* What is needed: List every line in this data where the string "content" occurs.

Source records:
________________________________________

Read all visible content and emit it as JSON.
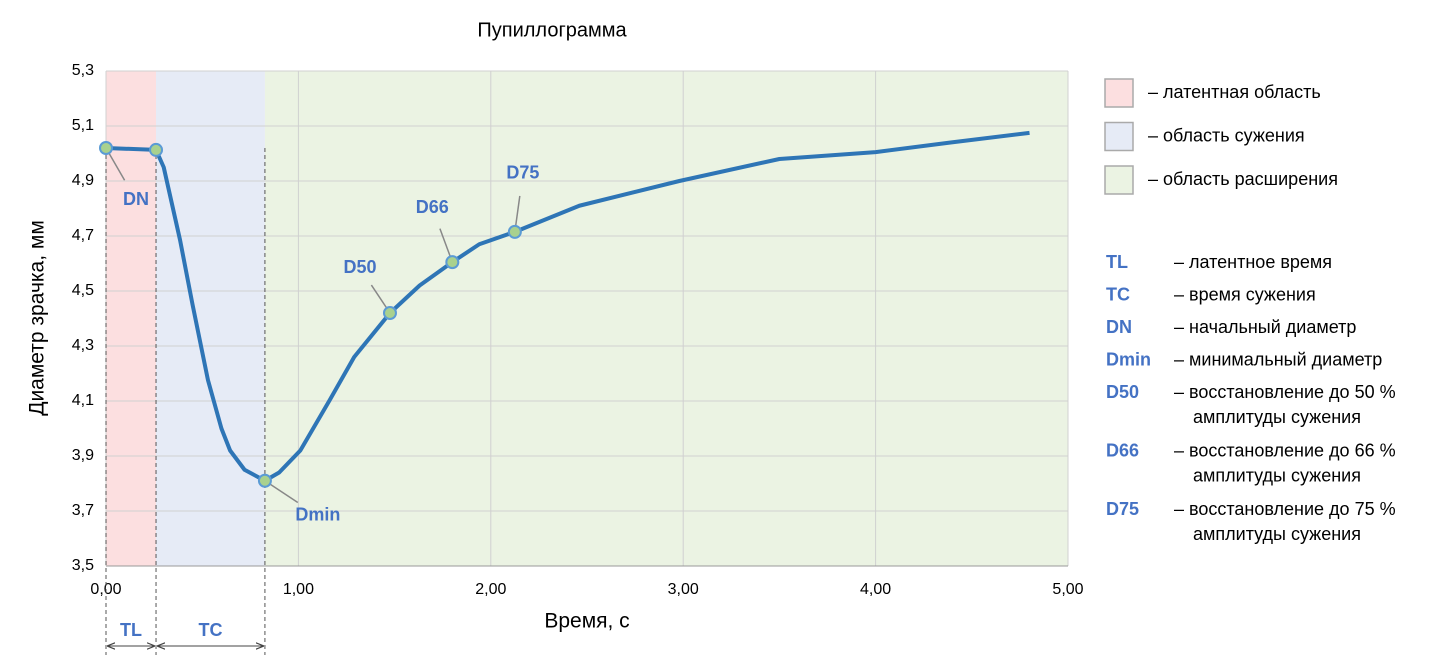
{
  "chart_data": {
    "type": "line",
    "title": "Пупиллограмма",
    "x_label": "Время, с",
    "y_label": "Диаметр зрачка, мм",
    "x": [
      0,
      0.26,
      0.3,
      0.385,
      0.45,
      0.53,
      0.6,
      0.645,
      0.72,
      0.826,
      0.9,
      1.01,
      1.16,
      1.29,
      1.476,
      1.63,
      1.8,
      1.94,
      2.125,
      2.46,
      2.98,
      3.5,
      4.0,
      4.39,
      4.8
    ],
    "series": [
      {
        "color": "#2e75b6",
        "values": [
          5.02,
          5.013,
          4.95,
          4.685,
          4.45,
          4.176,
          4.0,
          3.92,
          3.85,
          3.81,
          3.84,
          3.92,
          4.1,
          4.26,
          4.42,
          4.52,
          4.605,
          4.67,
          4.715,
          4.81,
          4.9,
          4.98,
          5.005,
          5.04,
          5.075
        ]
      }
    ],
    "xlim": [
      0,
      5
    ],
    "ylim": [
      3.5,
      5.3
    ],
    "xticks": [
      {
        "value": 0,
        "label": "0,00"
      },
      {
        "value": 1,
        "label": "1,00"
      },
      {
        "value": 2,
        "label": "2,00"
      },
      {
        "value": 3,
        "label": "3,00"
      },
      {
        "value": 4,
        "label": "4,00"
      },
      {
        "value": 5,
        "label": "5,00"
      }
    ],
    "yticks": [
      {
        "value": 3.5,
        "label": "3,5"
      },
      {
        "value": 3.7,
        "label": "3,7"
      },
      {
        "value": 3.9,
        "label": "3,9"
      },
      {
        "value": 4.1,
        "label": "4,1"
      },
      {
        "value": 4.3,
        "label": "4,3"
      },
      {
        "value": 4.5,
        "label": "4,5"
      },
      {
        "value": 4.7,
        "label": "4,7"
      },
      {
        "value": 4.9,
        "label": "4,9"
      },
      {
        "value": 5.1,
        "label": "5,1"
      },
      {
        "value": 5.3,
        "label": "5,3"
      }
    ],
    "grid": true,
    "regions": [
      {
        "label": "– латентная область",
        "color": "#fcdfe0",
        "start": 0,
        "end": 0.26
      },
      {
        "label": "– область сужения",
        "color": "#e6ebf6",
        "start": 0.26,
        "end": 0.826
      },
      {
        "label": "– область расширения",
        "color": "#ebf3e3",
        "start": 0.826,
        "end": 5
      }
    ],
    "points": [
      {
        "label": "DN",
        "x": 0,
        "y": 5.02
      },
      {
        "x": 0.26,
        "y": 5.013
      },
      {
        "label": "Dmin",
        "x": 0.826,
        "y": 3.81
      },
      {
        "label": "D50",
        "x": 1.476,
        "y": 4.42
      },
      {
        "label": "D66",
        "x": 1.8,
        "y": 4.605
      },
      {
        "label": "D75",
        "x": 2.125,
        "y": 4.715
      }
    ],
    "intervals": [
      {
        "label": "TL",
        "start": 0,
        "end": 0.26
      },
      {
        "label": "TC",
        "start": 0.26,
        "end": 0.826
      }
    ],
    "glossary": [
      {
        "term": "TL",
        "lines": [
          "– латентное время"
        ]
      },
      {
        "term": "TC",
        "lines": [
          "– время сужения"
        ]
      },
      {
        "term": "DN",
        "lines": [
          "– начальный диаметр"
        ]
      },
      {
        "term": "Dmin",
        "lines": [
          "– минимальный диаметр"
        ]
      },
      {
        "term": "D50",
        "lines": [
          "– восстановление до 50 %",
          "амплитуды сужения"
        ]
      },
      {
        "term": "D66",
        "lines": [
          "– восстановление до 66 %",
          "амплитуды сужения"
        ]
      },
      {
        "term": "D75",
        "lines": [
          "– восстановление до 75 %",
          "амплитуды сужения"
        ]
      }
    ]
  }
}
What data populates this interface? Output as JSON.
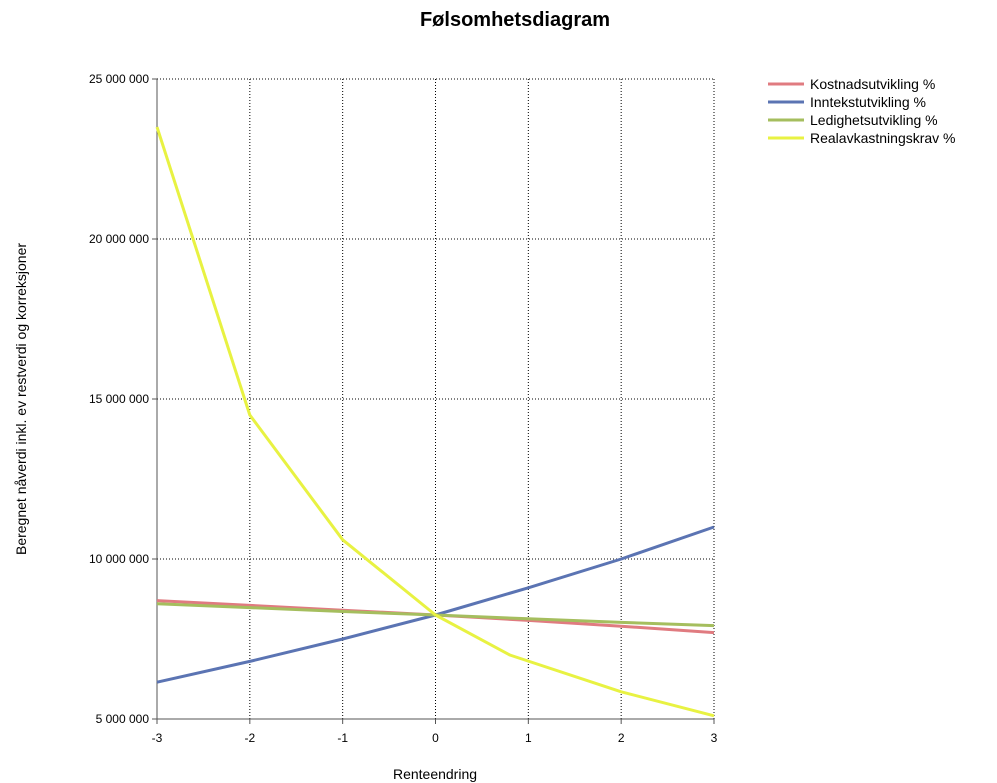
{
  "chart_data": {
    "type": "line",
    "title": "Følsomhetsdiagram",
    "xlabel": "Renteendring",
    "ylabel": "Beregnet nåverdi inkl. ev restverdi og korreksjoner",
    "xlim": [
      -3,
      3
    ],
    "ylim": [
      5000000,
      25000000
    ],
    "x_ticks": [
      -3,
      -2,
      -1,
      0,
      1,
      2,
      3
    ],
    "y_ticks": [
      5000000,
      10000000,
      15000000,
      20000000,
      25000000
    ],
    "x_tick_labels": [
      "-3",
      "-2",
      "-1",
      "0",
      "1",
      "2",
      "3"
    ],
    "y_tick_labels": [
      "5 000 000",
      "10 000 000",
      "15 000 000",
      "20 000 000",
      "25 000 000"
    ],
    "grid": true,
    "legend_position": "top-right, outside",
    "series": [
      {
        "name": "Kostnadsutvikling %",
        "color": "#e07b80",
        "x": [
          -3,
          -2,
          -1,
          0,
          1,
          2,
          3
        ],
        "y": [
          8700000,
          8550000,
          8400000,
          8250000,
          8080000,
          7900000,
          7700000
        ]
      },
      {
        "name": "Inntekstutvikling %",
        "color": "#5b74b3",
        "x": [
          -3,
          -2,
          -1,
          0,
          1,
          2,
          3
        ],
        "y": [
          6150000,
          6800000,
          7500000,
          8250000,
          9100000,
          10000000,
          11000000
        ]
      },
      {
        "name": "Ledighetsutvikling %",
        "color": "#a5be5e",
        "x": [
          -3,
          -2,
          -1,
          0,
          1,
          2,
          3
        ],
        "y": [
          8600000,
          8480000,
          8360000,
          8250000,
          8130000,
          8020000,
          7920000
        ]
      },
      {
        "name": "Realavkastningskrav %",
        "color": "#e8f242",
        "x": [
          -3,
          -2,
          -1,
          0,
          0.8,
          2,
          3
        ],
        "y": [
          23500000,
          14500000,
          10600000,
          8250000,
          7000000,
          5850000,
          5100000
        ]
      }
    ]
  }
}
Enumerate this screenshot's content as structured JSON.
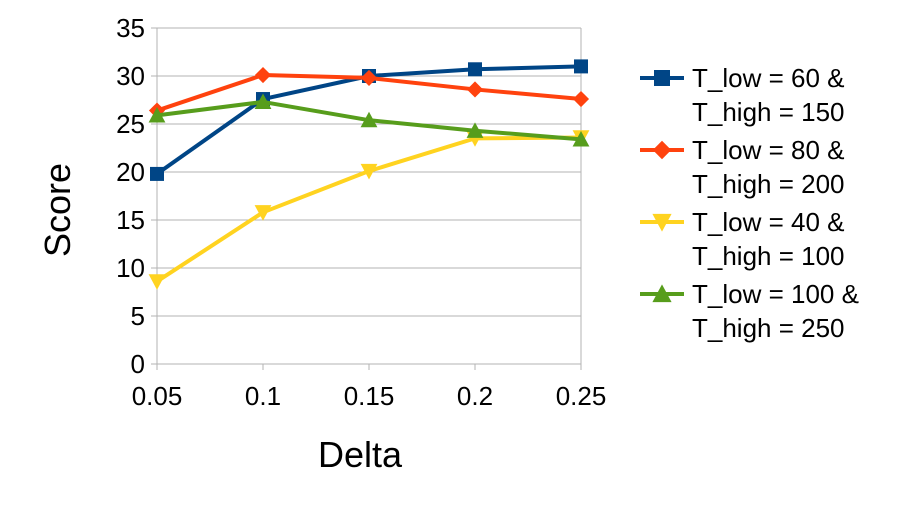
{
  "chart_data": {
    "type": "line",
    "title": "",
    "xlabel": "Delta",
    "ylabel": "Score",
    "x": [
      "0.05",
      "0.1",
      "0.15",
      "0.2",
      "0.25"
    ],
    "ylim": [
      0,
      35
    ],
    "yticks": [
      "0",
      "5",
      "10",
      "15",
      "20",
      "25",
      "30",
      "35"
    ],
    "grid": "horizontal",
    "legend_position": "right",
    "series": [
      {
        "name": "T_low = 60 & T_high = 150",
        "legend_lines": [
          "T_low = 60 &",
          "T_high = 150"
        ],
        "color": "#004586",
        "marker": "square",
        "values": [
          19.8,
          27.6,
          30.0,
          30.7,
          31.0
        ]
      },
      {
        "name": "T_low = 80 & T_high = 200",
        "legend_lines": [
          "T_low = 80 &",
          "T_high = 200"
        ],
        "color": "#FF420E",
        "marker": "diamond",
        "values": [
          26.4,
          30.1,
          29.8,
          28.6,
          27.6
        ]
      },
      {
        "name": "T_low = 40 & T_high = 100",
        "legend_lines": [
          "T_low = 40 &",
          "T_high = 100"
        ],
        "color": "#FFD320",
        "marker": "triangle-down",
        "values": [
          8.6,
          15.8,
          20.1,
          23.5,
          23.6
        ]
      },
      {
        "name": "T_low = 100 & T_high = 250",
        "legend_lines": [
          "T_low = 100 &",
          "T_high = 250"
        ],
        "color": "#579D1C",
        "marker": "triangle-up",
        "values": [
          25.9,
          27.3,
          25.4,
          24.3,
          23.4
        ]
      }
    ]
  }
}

________________________________________

* Response to this exercise:
Read all visible content and emit it as JSON.
Enumerate this screenshot's content as structured JSON.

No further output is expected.